◆ **YOUR OBJECTIVE**: Write only the number of lines in the records beneath that hold "Consortium".

Start of INPUT MATERIAL

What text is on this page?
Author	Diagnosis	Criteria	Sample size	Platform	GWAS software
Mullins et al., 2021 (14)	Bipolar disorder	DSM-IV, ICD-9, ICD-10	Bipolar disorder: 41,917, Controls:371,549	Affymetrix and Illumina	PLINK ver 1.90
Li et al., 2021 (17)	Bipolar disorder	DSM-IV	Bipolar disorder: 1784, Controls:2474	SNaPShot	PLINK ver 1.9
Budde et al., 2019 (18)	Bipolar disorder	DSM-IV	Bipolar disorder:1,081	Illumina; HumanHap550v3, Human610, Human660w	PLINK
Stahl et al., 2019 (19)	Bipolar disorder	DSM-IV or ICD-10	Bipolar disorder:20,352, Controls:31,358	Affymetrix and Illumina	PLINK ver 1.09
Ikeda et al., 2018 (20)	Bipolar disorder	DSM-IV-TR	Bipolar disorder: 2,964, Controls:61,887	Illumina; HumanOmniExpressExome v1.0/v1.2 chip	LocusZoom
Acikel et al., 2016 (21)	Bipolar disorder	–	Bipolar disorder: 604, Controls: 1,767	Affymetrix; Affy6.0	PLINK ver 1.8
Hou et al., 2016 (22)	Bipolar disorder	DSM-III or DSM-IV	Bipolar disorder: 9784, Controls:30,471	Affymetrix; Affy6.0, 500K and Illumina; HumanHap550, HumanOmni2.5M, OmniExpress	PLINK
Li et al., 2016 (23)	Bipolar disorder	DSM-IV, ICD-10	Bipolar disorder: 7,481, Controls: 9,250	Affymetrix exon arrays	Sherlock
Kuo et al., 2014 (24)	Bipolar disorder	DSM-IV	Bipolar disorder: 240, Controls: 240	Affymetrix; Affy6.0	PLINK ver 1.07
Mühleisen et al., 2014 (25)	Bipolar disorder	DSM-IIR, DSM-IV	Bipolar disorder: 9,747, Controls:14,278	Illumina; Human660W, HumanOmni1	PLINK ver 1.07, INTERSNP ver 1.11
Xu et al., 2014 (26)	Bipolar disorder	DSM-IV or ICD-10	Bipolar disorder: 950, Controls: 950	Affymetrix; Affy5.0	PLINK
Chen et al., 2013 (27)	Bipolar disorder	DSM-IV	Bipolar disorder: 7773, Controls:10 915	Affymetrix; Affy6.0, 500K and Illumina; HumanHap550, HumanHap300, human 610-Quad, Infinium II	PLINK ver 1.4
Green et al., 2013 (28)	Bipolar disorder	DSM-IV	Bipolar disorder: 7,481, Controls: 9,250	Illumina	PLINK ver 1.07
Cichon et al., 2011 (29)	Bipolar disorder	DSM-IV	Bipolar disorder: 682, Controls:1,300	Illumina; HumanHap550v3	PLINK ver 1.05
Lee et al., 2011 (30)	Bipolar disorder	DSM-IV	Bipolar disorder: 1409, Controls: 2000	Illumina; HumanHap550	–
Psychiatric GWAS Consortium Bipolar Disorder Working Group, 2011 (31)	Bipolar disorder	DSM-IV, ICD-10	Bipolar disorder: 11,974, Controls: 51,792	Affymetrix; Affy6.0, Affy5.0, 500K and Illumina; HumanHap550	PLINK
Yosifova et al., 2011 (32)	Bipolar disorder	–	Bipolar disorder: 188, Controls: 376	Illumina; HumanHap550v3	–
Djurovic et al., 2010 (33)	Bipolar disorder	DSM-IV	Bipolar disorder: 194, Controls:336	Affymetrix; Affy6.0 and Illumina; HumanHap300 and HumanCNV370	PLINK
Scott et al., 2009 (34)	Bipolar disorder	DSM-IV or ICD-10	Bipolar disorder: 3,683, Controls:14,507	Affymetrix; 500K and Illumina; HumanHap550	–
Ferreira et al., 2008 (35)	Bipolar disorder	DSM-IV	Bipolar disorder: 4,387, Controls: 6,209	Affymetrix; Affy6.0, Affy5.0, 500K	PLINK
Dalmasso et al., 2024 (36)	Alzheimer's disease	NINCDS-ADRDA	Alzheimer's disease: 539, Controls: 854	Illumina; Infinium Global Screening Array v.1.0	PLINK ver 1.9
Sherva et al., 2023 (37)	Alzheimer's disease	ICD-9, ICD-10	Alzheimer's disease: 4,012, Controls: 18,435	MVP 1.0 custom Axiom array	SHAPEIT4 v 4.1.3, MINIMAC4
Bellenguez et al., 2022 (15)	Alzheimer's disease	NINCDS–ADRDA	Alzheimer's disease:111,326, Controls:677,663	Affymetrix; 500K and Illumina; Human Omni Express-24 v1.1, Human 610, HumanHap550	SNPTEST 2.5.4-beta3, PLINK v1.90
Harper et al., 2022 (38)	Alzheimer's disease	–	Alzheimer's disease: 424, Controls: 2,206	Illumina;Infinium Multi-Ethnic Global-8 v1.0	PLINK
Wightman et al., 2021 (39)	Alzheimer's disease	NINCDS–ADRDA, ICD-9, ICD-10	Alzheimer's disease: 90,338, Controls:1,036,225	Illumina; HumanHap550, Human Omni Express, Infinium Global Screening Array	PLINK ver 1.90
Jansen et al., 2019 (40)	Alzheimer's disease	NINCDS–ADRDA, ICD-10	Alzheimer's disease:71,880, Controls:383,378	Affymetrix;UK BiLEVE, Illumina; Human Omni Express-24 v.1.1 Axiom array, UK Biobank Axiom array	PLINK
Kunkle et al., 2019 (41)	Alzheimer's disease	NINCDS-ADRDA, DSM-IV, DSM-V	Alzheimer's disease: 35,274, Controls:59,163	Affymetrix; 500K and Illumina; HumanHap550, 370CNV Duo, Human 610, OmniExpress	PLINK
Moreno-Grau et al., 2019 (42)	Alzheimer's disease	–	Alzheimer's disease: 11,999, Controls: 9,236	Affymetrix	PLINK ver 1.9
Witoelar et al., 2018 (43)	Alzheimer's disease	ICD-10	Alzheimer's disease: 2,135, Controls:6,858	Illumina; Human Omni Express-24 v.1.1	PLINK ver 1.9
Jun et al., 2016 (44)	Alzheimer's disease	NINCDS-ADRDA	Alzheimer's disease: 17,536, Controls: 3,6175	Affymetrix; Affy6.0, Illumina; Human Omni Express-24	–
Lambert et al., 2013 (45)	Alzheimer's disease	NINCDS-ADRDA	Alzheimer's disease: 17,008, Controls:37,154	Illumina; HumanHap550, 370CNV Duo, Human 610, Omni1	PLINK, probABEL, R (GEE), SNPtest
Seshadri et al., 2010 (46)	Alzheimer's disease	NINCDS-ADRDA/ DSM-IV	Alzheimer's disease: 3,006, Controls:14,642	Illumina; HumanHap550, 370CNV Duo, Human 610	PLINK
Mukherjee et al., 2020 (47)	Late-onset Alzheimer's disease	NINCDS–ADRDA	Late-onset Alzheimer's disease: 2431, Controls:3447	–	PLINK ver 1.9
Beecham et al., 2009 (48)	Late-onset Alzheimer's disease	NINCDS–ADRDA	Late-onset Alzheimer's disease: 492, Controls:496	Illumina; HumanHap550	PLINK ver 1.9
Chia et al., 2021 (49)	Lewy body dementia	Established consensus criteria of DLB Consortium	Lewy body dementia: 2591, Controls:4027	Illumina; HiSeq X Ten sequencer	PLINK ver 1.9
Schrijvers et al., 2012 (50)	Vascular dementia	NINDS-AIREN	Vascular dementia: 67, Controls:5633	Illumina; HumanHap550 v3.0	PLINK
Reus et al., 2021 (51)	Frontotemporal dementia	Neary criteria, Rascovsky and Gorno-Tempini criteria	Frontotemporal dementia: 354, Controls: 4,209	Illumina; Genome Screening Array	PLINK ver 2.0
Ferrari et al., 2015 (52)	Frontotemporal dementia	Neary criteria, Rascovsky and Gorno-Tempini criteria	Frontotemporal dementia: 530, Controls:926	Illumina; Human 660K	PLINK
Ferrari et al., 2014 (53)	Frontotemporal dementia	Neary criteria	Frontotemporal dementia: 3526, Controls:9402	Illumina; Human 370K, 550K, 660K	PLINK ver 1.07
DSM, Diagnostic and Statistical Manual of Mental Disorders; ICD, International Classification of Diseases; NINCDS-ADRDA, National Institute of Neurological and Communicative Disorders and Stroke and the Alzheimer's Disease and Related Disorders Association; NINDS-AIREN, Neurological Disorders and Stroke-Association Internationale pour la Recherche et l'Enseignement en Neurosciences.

End of INPUT MATERIAL

◆ **WRITTEN ANSWER**: 2